## Challenge
Examine each line of the data. Copy those that contain the string "проверка".
-- Start of Extracted information --
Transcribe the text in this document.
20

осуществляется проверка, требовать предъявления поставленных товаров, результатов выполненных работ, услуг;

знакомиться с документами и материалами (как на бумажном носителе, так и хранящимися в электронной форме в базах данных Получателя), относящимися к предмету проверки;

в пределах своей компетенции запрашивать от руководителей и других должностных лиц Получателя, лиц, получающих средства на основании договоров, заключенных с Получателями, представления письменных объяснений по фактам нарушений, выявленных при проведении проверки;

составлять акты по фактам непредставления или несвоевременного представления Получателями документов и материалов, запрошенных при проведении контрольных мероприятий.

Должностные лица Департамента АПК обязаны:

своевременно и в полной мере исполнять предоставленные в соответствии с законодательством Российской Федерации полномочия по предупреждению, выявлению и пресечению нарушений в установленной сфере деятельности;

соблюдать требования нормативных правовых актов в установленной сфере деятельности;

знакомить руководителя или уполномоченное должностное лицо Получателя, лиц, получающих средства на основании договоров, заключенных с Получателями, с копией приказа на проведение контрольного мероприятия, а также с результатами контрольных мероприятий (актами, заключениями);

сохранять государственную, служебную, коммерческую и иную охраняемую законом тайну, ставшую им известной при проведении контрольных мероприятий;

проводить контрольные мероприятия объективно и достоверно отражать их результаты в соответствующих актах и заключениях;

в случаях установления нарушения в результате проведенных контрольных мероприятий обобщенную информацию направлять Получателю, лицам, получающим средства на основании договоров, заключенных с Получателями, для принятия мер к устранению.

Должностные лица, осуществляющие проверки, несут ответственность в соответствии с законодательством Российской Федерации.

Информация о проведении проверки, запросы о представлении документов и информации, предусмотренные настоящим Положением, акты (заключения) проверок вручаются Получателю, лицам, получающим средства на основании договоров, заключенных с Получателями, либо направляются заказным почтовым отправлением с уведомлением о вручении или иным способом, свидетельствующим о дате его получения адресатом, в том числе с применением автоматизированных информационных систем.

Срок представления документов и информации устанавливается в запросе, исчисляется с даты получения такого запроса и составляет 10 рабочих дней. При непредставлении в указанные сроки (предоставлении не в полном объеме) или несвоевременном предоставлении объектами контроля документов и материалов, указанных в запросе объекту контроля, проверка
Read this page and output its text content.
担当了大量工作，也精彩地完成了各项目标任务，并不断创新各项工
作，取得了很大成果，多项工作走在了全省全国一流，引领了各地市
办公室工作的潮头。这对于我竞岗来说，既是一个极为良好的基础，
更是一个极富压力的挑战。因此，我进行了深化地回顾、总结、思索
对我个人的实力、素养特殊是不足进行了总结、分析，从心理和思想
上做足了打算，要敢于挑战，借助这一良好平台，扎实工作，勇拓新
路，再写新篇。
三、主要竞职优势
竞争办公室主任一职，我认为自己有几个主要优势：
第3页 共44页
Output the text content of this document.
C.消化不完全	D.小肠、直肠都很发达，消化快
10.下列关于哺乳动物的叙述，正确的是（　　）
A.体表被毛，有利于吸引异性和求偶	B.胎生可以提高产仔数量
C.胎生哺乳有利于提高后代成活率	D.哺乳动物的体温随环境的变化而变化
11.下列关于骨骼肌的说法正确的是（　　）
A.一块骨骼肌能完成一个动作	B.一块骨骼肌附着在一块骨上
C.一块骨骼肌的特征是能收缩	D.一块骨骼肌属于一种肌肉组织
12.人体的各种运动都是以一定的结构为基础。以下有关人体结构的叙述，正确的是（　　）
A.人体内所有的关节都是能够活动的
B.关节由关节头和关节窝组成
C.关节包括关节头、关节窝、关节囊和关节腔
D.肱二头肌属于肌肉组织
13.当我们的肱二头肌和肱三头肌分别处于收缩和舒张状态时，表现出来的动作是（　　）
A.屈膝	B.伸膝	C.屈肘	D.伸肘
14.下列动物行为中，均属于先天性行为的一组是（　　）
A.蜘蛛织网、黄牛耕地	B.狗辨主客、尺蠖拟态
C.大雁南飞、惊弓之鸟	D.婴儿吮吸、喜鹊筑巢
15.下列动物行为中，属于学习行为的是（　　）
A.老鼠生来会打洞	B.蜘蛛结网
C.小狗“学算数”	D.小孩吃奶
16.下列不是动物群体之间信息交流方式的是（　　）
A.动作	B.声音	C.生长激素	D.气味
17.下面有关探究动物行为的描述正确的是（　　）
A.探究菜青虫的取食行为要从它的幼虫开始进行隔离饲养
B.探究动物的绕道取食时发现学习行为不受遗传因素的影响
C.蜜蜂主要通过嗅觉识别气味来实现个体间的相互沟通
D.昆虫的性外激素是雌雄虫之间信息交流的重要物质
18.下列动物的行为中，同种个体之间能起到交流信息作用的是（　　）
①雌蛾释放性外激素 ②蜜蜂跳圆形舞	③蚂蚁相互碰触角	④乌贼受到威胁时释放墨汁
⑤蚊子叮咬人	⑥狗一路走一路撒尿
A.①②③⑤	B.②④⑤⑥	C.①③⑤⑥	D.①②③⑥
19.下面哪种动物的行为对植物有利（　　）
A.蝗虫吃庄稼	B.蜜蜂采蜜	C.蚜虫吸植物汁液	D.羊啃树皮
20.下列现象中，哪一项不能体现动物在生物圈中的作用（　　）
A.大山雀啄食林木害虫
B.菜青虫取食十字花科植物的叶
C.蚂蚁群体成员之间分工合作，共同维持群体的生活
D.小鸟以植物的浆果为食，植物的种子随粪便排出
-- End of Extracted information --
## Full response
осуществляется проверка, требовать предъявления поставленных товаров, результатов выполненных работ, услуг;
Срок представления документов и информации устанавливается в запросе, исчисляется с даты получения такого запроса и составляет 10 рабочих дней. При непредставлении в указанные сроки (предоставлении не в полном объеме) или несвоевременном предоставлении объектами контроля документов и материалов, указанных в запросе объекту контроля, проверка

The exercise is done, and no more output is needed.